= Work to be completed =
Exact reproduction is required for all entries.

Stored data:
────────────────────

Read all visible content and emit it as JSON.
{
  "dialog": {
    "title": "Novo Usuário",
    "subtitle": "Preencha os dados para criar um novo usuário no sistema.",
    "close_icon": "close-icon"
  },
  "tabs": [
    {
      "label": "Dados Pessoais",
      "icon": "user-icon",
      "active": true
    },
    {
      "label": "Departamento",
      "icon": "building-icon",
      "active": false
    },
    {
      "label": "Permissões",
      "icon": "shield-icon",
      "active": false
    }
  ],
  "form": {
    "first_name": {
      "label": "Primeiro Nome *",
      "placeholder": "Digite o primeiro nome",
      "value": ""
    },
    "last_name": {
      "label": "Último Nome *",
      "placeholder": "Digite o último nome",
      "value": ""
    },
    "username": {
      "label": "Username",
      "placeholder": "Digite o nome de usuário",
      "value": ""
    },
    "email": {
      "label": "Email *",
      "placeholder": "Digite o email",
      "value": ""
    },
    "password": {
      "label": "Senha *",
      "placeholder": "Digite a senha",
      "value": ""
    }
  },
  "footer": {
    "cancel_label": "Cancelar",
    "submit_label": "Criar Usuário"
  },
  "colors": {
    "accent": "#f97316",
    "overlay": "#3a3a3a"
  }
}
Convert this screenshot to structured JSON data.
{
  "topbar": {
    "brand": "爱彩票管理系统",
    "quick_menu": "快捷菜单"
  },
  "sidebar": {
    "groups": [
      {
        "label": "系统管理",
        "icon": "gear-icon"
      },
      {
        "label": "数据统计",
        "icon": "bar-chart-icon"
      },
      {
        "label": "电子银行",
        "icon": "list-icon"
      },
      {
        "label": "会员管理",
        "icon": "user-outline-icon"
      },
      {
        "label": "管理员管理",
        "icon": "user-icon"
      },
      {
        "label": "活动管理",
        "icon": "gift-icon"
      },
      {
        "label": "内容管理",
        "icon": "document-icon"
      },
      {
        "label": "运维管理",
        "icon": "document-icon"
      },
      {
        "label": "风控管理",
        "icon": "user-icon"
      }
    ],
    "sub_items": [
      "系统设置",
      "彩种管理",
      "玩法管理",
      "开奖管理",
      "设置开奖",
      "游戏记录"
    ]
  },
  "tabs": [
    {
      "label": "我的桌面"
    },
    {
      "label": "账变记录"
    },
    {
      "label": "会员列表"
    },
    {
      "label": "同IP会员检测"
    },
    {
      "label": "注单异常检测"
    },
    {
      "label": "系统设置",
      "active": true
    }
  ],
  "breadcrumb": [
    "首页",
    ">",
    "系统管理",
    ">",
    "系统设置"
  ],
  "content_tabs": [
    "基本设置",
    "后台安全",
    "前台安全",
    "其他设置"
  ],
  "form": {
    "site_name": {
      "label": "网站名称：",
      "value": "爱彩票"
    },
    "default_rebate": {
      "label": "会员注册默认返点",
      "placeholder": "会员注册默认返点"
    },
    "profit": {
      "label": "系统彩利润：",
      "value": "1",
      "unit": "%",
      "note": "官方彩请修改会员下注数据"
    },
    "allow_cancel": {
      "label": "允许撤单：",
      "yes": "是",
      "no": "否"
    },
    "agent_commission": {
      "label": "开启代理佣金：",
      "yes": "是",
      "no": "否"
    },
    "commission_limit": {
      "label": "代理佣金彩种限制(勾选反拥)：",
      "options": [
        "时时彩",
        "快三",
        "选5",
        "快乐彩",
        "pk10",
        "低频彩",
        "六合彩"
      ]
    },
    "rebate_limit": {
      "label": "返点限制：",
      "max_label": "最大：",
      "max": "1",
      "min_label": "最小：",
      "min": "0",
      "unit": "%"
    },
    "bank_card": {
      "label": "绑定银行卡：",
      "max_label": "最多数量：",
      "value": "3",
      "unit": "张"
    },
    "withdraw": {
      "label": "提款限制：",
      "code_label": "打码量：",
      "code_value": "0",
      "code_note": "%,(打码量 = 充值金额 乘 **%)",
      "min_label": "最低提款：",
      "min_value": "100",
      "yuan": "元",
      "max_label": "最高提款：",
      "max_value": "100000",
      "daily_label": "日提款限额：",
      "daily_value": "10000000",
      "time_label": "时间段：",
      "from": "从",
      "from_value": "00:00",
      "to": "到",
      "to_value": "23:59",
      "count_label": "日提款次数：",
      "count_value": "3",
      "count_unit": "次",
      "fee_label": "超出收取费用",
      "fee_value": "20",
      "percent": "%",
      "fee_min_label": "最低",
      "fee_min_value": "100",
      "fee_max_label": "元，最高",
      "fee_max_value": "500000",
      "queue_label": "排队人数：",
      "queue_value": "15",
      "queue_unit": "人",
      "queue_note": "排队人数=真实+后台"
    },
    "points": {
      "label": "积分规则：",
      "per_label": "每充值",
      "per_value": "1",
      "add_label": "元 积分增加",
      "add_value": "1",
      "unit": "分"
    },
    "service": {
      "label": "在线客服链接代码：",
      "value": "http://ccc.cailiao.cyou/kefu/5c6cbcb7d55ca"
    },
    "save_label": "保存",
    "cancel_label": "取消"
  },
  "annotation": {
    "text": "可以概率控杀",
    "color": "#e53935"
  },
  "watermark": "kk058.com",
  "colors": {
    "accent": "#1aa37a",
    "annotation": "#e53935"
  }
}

────────────────────

= Task solution =
Read all visible content and emit it as JSON.
{
  "dialog": {
    "title": "Novo Usuário",
    "subtitle": "Preencha os dados para criar um novo usuário no sistema.",
    "close_icon": "close-icon"
  },
  "tabs": [
    {
      "label": "Dados Pessoais",
      "icon": "user-icon",
      "active": true
    },
    {
      "label": "Departamento",
      "icon": "building-icon",
      "active": false
    },
    {
      "label": "Permissões",
      "icon": "shield-icon",
      "active": false
    }
  ],
  "form": {
    "first_name": {
      "label": "Primeiro Nome *",
      "placeholder": "Digite o primeiro nome",
      "value": ""
    },
    "last_name": {
      "label": "Último Nome *",
      "placeholder": "Digite o último nome",
      "value": ""
    },
    "username": {
      "label": "Username",
      "placeholder": "Digite o nome de usuário",
      "value": ""
    },
    "email": {
      "label": "Email *",
      "placeholder": "Digite o email",
      "value": ""
    },
    "password": {
      "label": "Senha *",
      "placeholder": "Digite a senha",
      "value": ""
    }
  },
  "footer": {
    "cancel_label": "Cancelar",
    "submit_label": "Criar Usuário"
  },
  "colors": {
    "accent": "#f97316",
    "overlay": "#3a3a3a"
  }
}
Convert this screenshot to structured JSON data.
{
  "topbar": {
    "brand": "爱彩票管理系统",
    "quick_menu": "快捷菜单"
  },
  "sidebar": {
    "groups": [
      {
        "label": "系统管理",
        "icon": "gear-icon"
      },
      {
        "label": "数据统计",
        "icon": "bar-chart-icon"
      },
      {
        "label": "电子银行",
        "icon": "list-icon"
      },
      {
        "label": "会员管理",
        "icon": "user-outline-icon"
      },
      {
        "label": "管理员管理",
        "icon": "user-icon"
      },
      {
        "label": "活动管理",
        "icon": "gift-icon"
      },
      {
        "label": "内容管理",
        "icon": "document-icon"
      },
      {
        "label": "运维管理",
        "icon": "document-icon"
      },
      {
        "label": "风控管理",
        "icon": "user-icon"
      }
    ],
    "sub_items": [
      "系统设置",
      "彩种管理",
      "玩法管理",
      "开奖管理",
      "设置开奖",
      "游戏记录"
    ]
  },
  "tabs": [
    {
      "label": "我的桌面"
    },
    {
      "label": "账变记录"
    },
    {
      "label": "会员列表"
    },
    {
      "label": "同IP会员检测"
    },
    {
      "label": "注单异常检测"
    },
    {
      "label": "系统设置",
      "active": true
    }
  ],
  "breadcrumb": [
    "首页",
    ">",
    "系统管理",
    ">",
    "系统设置"
  ],
  "content_tabs": [
    "基本设置",
    "后台安全",
    "前台安全",
    "其他设置"
  ],
  "form": {
    "site_name": {
      "label": "网站名称：",
      "value": "爱彩票"
    },
    "default_rebate": {
      "label": "会员注册默认返点",
      "placeholder": "会员注册默认返点"
    },
    "profit": {
      "label": "系统彩利润：",
      "value": "1",
      "unit": "%",
      "note": "官方彩请修改会员下注数据"
    },
    "allow_cancel": {
      "label": "允许撤单：",
      "yes": "是",
      "no": "否"
    },
    "agent_commission": {
      "label": "开启代理佣金：",
      "yes": "是",
      "no": "否"
    },
    "commission_limit": {
      "label": "代理佣金彩种限制(勾选反拥)：",
      "options": [
        "时时彩",
        "快三",
        "选5",
        "快乐彩",
        "pk10",
        "低频彩",
        "六合彩"
      ]
    },
    "rebate_limit": {
      "label": "返点限制：",
      "max_label": "最大：",
      "max": "1",
      "min_label": "最小：",
      "min": "0",
      "unit": "%"
    },
    "bank_card": {
      "label": "绑定银行卡：",
      "max_label": "最多数量：",
      "value": "3",
      "unit": "张"
    },
    "withdraw": {
      "label": "提款限制：",
      "code_label": "打码量：",
      "code_value": "0",
      "code_note": "%,(打码量 = 充值金额 乘 **%)",
      "min_label": "最低提款：",
      "min_value": "100",
      "yuan": "元",
      "max_label": "最高提款：",
      "max_value": "100000",
      "daily_label": "日提款限额：",
      "daily_value": "10000000",
      "time_label": "时间段：",
      "from": "从",
      "from_value": "00:00",
      "to": "到",
      "to_value": "23:59",
      "count_label": "日提款次数：",
      "count_value": "3",
      "count_unit": "次",
      "fee_label": "超出收取费用",
      "fee_value": "20",
      "percent": "%",
      "fee_min_label": "最低",
      "fee_min_value": "100",
      "fee_max_label": "元，最高",
      "fee_max_value": "500000",
      "queue_label": "排队人数：",
      "queue_value": "15",
      "queue_unit": "人",
      "queue_note": "排队人数=真实+后台"
    },
    "points": {
      "label": "积分规则：",
      "per_label": "每充值",
      "per_value": "1",
      "add_label": "元 积分增加",
      "add_value": "1",
      "unit": "分"
    },
    "service": {
      "label": "在线客服链接代码：",
      "value": "http://ccc.cailiao.cyou/kefu/5c6cbcb7d55ca"
    },
    "save_label": "保存",
    "cancel_label": "取消"
  },
  "annotation": {
    "text": "可以概率控杀",
    "color": "#e53935"
  },
  "watermark": "kk058.com",
  "colors": {
    "accent": "#1aa37a",
    "annotation": "#e53935"
  }
}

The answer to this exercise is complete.